#### DATASET RECORDS

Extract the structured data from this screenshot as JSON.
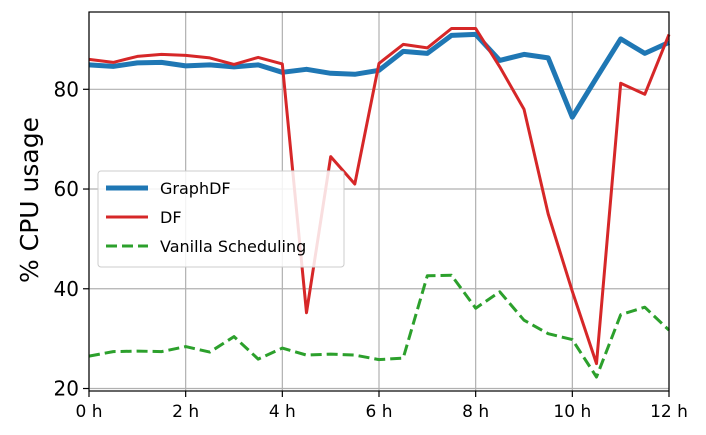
{
  "chart_data": {
    "type": "line",
    "title": "",
    "xlabel": "",
    "ylabel": "% CPU usage",
    "xlim": [
      0,
      12
    ],
    "ylim": [
      19.5,
      95.5
    ],
    "grid": true,
    "legend_position": "center-left",
    "x_ticks": [
      {
        "value": 0,
        "label": "0 h"
      },
      {
        "value": 2,
        "label": "2 h"
      },
      {
        "value": 4,
        "label": "4 h"
      },
      {
        "value": 6,
        "label": "6 h"
      },
      {
        "value": 8,
        "label": "8 h"
      },
      {
        "value": 10,
        "label": "10 h"
      },
      {
        "value": 12,
        "label": "12 h"
      }
    ],
    "y_ticks": [
      {
        "value": 20,
        "label": "20"
      },
      {
        "value": 40,
        "label": "40"
      },
      {
        "value": 60,
        "label": "60"
      },
      {
        "value": 80,
        "label": "80"
      }
    ],
    "x": [
      0,
      0.5,
      1,
      1.5,
      2,
      2.5,
      3,
      3.5,
      4,
      4.5,
      5,
      5.5,
      6,
      6.5,
      7,
      7.5,
      8,
      8.5,
      9,
      9.5,
      10,
      10.5,
      11,
      11.5,
      12
    ],
    "series": [
      {
        "name": "GraphDF",
        "color": "#1f77b4",
        "style": "solid",
        "values": [
          84.9,
          84.6,
          85.3,
          85.4,
          84.7,
          84.9,
          84.5,
          84.9,
          83.4,
          84.0,
          83.2,
          83.0,
          83.8,
          87.6,
          87.2,
          90.8,
          91.0,
          85.8,
          87.0,
          86.3,
          74.4,
          82.3,
          90.1,
          87.2,
          89.4
        ]
      },
      {
        "name": "DF",
        "color": "#d62728",
        "style": "solid",
        "values": [
          86.0,
          85.4,
          86.6,
          87.0,
          86.8,
          86.3,
          85.0,
          86.4,
          85.1,
          35.2,
          66.5,
          61.0,
          85.2,
          89.0,
          88.3,
          92.2,
          92.2,
          84.5,
          76.0,
          55.0,
          39.5,
          25.0,
          81.2,
          79.0,
          91.0
        ]
      },
      {
        "name": "Vanilla Scheduling",
        "color": "#2ca02c",
        "style": "dashed",
        "values": [
          26.5,
          27.4,
          27.5,
          27.4,
          28.4,
          27.3,
          30.4,
          25.9,
          28.1,
          26.7,
          26.9,
          26.7,
          25.8,
          26.1,
          42.6,
          42.7,
          36.1,
          39.4,
          33.7,
          31.0,
          29.8,
          22.3,
          34.8,
          36.3,
          31.7
        ]
      }
    ]
  }
}
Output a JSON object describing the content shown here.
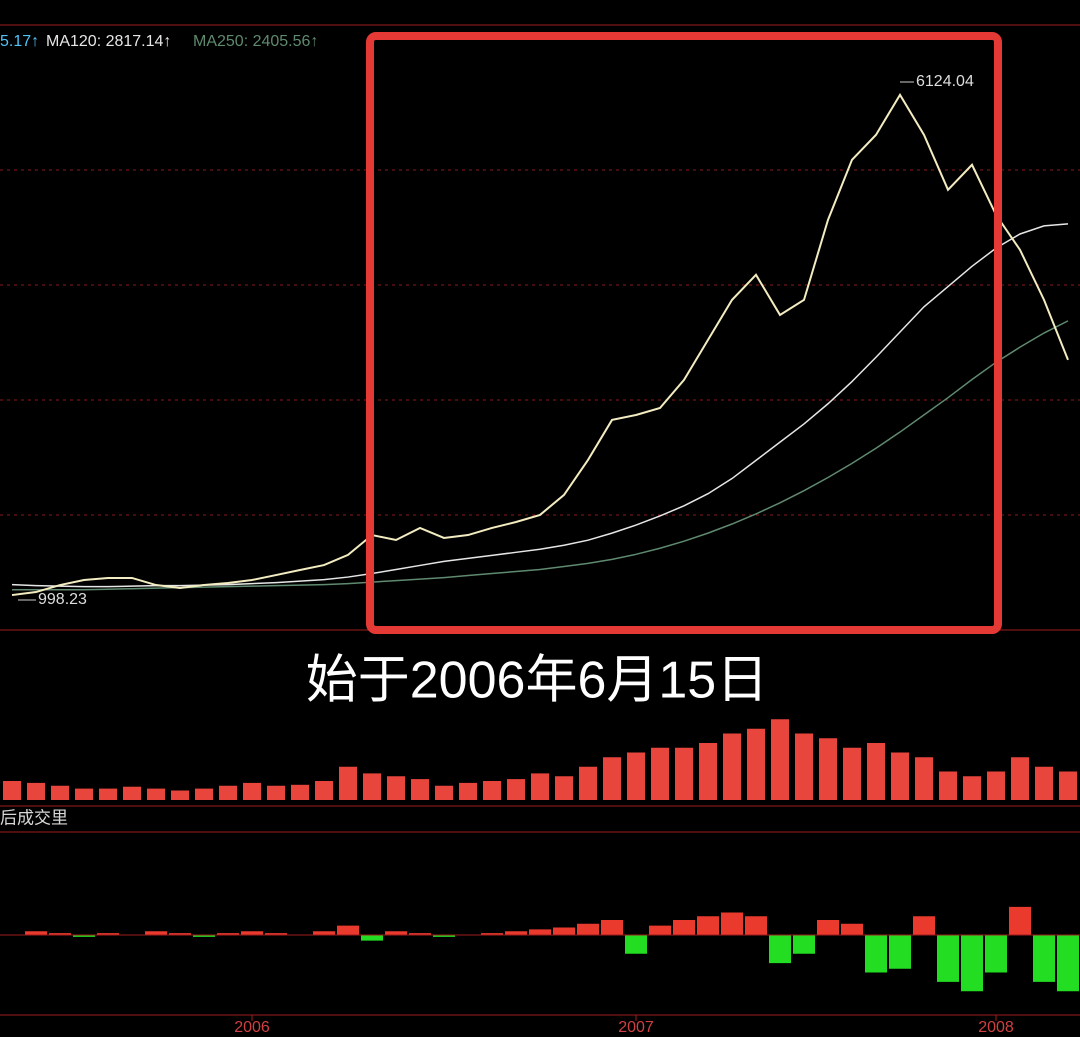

########

— OBJECTIVE —
Ignore the images and quote every line of the listing exactly.

— EXERCISE SOLUTION —
Extract the structured data from this screenshot as JSON.
{
  "chart_data": {
    "type": "line",
    "title": "",
    "xlabel": "",
    "ylabel": "% CPU usage",
    "xlim": [
      0,
      12
    ],
    "ylim": [
      19.5,
      95.5
    ],
    "grid": true,
    "legend_position": "center-left",
    "x_ticks": [
      {
        "value": 0,
        "label": "0 h"
      },
      {
        "value": 2,
        "label": "2 h"
      },
      {
        "value": 4,
        "label": "4 h"
      },
      {
        "value": 6,
        "label": "6 h"
      },
      {
        "value": 8,
        "label": "8 h"
      },
      {
        "value": 10,
        "label": "10 h"
      },
      {
        "value": 12,
        "label": "12 h"
      }
    ],
    "y_ticks": [
      {
        "value": 20,
        "label": "20"
      },
      {
        "value": 40,
        "label": "40"
      },
      {
        "value": 60,
        "label": "60"
      },
      {
        "value": 80,
        "label": "80"
      }
    ],
    "x": [
      0,
      0.5,
      1,
      1.5,
      2,
      2.5,
      3,
      3.5,
      4,
      4.5,
      5,
      5.5,
      6,
      6.5,
      7,
      7.5,
      8,
      8.5,
      9,
      9.5,
      10,
      10.5,
      11,
      11.5,
      12
    ],
    "series": [
      {
        "name": "GraphDF",
        "color": "#1f77b4",
        "style": "solid",
        "values": [
          84.9,
          84.6,
          85.3,
          85.4,
          84.7,
          84.9,
          84.5,
          84.9,
          83.4,
          84.0,
          83.2,
          83.0,
          83.8,
          87.6,
          87.2,
          90.8,
          91.0,
          85.8,
          87.0,
          86.3,
          74.4,
          82.3,
          90.1,
          87.2,
          89.4
        ]
      },
      {
        "name": "DF",
        "color": "#d62728",
        "style": "solid",
        "values": [
          86.0,
          85.4,
          86.6,
          87.0,
          86.8,
          86.3,
          85.0,
          86.4,
          85.1,
          35.2,
          66.5,
          61.0,
          85.2,
          89.0,
          88.3,
          92.2,
          92.2,
          84.5,
          76.0,
          55.0,
          39.5,
          25.0,
          81.2,
          79.0,
          91.0
        ]
      },
      {
        "name": "Vanilla Scheduling",
        "color": "#2ca02c",
        "style": "dashed",
        "values": [
          26.5,
          27.4,
          27.5,
          27.4,
          28.4,
          27.3,
          30.4,
          25.9,
          28.1,
          26.7,
          26.9,
          26.7,
          25.8,
          26.1,
          42.6,
          42.7,
          36.1,
          39.4,
          33.7,
          31.0,
          29.8,
          22.3,
          34.8,
          36.3,
          31.7
        ]
      }
    ]
  }
}
Output a JSON object describing the content shown here.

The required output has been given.